• [WHAT YOU ARE ASKED TO DO]: Locate the string "mêmes" throughout the material and copy every line in which it occurs.

• [GIVEN INFORMATION]:
....

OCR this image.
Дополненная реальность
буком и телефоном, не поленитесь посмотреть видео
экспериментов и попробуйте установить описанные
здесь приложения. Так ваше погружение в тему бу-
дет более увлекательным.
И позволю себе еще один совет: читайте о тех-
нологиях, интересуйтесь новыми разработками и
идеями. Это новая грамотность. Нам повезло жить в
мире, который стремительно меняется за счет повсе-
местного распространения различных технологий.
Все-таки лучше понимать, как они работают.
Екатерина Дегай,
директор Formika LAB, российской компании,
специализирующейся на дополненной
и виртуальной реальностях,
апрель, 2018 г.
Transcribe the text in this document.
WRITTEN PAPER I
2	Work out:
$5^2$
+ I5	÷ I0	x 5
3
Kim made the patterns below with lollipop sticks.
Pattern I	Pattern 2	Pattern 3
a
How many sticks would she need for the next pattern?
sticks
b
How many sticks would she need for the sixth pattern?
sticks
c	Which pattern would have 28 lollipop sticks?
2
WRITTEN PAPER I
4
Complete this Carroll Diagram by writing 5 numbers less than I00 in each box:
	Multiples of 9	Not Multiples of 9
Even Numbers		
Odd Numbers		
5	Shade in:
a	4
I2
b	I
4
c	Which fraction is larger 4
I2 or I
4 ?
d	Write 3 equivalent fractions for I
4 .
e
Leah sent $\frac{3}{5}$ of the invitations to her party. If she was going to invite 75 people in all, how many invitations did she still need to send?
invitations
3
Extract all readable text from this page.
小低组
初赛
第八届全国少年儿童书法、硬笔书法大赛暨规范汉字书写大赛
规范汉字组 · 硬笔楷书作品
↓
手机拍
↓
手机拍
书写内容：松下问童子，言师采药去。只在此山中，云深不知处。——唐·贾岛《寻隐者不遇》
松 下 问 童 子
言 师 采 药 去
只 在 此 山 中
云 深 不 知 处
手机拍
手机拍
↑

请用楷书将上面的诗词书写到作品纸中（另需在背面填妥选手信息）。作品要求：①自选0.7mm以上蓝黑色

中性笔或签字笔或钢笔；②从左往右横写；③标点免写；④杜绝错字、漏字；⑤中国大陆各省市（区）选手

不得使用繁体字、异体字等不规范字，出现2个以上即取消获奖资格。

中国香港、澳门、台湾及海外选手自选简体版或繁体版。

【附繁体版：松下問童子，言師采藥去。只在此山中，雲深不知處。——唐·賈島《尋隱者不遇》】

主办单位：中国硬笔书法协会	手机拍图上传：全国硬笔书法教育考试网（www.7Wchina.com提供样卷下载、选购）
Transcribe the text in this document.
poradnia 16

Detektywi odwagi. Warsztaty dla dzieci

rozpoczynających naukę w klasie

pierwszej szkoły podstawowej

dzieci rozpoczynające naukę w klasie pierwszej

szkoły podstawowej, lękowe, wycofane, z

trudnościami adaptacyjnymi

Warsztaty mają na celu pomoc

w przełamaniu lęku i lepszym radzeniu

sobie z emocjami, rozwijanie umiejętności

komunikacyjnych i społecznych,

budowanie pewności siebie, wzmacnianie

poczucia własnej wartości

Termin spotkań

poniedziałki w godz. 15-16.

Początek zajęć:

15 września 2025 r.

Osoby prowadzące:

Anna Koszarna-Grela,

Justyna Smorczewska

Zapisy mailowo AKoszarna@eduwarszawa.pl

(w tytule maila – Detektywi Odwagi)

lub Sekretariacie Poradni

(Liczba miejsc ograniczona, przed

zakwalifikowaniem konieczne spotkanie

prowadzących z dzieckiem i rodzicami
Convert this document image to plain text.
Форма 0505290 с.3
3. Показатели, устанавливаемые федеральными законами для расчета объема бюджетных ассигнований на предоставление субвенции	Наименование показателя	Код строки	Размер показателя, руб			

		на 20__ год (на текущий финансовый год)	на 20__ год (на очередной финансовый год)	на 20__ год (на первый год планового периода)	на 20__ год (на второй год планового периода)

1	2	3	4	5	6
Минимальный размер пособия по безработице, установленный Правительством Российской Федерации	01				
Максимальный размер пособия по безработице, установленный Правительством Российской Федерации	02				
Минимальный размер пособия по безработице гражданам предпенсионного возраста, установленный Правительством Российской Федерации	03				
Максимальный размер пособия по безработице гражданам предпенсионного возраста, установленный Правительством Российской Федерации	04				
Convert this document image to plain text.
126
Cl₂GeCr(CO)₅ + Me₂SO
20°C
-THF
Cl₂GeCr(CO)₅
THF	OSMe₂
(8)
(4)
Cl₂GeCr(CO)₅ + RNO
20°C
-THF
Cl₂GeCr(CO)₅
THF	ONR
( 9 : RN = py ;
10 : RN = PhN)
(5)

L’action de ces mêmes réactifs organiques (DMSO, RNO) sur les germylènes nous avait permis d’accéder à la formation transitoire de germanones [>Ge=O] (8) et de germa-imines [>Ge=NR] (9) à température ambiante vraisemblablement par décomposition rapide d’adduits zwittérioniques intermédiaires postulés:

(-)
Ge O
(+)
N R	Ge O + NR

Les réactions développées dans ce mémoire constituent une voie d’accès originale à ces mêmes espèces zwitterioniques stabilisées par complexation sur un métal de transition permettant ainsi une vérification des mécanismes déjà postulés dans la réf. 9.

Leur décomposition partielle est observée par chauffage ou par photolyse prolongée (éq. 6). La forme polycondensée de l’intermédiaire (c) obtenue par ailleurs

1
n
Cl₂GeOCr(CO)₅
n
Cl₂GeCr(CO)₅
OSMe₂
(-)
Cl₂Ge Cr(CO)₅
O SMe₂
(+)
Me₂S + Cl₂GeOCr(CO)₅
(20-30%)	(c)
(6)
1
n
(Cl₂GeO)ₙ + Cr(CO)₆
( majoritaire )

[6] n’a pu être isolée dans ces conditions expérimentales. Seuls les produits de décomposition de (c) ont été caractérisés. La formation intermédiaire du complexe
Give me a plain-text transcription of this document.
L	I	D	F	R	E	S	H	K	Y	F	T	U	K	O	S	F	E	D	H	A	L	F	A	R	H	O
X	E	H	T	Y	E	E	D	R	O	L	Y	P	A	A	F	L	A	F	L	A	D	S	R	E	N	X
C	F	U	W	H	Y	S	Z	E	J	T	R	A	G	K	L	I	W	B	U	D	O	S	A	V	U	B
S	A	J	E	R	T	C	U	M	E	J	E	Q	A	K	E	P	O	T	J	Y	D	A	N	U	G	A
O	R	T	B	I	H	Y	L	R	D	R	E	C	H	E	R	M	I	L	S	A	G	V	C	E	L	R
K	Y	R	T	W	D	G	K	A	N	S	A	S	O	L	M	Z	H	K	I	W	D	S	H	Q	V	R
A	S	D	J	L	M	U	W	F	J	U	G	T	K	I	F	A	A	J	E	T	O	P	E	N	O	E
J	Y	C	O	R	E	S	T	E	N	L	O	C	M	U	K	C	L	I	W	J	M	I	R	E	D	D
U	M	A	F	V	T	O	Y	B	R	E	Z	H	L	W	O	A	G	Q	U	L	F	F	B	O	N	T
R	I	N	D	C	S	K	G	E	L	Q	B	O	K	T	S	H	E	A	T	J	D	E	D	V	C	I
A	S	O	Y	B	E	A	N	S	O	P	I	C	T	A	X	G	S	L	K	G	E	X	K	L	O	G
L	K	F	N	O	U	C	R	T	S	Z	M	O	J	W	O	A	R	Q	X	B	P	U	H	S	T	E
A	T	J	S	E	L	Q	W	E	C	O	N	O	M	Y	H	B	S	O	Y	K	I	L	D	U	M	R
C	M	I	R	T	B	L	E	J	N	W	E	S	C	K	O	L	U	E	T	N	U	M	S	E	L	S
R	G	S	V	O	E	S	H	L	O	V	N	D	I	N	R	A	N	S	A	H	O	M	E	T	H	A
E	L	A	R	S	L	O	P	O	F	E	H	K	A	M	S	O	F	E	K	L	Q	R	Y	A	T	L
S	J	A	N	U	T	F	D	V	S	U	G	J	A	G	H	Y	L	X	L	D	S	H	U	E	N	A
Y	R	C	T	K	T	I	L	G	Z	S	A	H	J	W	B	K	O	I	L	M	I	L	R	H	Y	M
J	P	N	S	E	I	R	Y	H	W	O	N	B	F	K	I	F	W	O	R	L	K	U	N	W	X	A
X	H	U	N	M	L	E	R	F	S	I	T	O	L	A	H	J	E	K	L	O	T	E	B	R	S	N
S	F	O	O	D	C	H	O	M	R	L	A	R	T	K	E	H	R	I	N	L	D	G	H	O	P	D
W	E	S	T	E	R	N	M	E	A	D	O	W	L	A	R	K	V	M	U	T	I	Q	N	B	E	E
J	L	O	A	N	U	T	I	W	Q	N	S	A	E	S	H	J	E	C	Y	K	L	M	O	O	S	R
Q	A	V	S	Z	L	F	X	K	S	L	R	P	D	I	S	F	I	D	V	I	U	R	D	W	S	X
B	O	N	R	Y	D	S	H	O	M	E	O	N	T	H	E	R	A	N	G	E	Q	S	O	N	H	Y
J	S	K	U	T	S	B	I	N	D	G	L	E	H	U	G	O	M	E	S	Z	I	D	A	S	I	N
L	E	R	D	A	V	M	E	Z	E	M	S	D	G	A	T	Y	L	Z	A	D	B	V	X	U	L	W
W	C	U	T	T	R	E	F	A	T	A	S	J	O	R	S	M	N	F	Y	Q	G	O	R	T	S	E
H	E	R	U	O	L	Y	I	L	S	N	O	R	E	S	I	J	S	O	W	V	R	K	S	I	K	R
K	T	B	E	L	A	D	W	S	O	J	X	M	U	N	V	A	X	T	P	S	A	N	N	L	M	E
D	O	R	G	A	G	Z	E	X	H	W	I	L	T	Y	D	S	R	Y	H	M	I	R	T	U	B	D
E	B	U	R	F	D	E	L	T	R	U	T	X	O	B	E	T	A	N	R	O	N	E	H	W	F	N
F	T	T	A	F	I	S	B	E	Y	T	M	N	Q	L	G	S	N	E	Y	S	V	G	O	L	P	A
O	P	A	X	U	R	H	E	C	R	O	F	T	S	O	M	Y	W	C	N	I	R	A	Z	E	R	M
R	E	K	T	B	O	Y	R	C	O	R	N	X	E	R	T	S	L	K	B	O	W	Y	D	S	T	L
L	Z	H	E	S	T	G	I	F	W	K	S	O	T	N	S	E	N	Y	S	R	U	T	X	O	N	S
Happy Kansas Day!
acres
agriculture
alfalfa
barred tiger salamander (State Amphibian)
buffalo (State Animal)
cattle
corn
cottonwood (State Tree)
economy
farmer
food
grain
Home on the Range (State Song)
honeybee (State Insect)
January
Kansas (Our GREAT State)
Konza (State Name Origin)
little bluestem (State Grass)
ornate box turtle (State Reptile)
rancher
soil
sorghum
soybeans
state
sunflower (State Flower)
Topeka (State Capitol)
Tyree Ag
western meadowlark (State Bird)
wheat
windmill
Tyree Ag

....

• [TASK RESULT]:
L’action de ces mêmes réactifs organiques (DMSO, RNO) sur les germylènes nous avait permis d’accéder à la formation transitoire de germanones [>Ge=O] (8) et de germa-imines [>Ge=NR] (9) à température ambiante vraisemblablement par décomposition rapide d’adduits zwittérioniques intermédiaires postulés:
Les réactions développées dans ce mémoire constituent une voie d’accès originale à ces mêmes espèces zwitterioniques stabilisées par complexation sur un métal de transition permettant ainsi une vérification des mécanismes déjà postulés dans la réf. 9.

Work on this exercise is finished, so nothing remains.